**EXERCISE REQUIREMENTS**
Leaving the pictures aside, transcribe every line below exactly.

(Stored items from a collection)
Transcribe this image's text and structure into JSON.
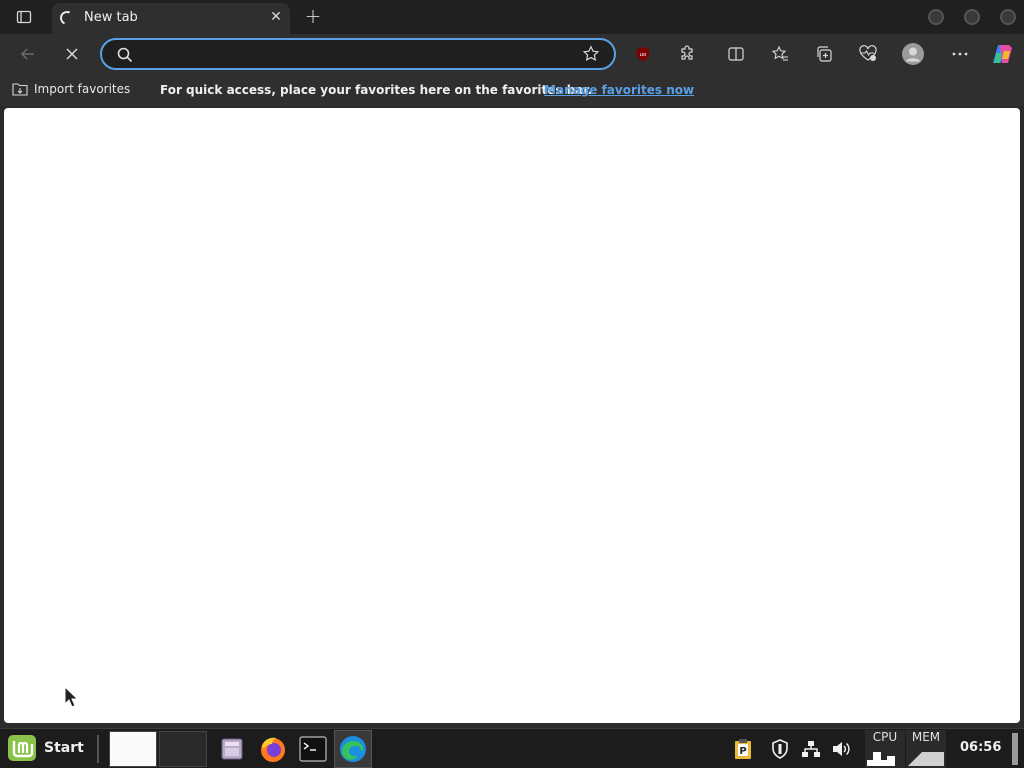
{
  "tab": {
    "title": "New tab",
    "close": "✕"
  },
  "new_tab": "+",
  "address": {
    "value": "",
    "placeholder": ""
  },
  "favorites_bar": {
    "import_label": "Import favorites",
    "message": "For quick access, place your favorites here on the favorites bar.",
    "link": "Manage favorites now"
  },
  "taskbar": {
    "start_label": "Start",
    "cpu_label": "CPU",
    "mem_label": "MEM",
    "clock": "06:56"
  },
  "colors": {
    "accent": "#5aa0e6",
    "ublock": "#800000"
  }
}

**WRITTEN RESPONSE**
Transcribe this image's text and structure into JSON.
{
  "tab": {
    "title": "New tab",
    "close": "✕"
  },
  "new_tab": "+",
  "address": {
    "value": "",
    "placeholder": ""
  },
  "favorites_bar": {
    "import_label": "Import favorites",
    "message": "For quick access, place your favorites here on the favorites bar.",
    "link": "Manage favorites now"
  },
  "taskbar": {
    "start_label": "Start",
    "cpu_label": "CPU",
    "mem_label": "MEM",
    "clock": "06:56"
  },
  "colors": {
    "accent": "#5aa0e6",
    "ublock": "#800000"
  }
}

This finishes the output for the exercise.